» **What to work on**
Where the data below has the string "JSON", return the whole line.

» **Available data**
>> start

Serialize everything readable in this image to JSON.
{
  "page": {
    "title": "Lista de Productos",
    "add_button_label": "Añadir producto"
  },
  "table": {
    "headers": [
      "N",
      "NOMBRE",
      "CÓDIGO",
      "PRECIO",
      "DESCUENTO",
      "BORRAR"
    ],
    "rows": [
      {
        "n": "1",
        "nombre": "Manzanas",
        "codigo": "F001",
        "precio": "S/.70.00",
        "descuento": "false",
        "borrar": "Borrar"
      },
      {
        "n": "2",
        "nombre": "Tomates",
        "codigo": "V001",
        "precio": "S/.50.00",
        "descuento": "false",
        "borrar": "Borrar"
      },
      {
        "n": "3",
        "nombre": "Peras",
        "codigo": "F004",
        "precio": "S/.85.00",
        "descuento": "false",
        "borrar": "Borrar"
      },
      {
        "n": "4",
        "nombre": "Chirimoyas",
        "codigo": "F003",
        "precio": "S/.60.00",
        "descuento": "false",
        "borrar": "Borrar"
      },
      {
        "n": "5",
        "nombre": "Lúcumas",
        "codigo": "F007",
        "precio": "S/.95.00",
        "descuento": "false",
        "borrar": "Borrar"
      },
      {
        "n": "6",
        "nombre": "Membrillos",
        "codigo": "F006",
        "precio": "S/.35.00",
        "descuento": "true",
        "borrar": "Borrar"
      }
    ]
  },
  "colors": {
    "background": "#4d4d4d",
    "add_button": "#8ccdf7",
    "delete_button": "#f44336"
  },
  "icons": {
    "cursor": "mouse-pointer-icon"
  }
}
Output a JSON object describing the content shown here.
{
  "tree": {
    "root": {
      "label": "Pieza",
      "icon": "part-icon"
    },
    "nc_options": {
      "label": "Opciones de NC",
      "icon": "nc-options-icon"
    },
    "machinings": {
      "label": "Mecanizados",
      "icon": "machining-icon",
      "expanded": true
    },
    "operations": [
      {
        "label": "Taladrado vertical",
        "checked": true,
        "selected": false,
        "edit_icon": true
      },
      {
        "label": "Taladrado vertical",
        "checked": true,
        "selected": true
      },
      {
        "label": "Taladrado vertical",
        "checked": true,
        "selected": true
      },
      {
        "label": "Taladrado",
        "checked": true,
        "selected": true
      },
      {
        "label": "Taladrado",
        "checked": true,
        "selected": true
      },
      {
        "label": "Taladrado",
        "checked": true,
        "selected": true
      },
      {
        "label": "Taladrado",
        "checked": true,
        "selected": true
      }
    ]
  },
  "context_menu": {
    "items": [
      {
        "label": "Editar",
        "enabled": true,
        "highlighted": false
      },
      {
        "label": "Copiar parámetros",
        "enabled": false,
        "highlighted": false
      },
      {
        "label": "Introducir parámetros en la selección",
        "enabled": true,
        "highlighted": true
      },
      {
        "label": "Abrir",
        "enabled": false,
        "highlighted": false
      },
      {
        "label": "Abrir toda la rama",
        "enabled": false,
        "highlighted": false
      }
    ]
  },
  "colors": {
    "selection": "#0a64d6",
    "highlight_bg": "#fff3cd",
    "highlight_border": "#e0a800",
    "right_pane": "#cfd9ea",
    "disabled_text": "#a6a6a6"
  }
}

>> end

» **Task answer**
Serialize everything readable in this image to JSON.
Output a JSON object describing the content shown here.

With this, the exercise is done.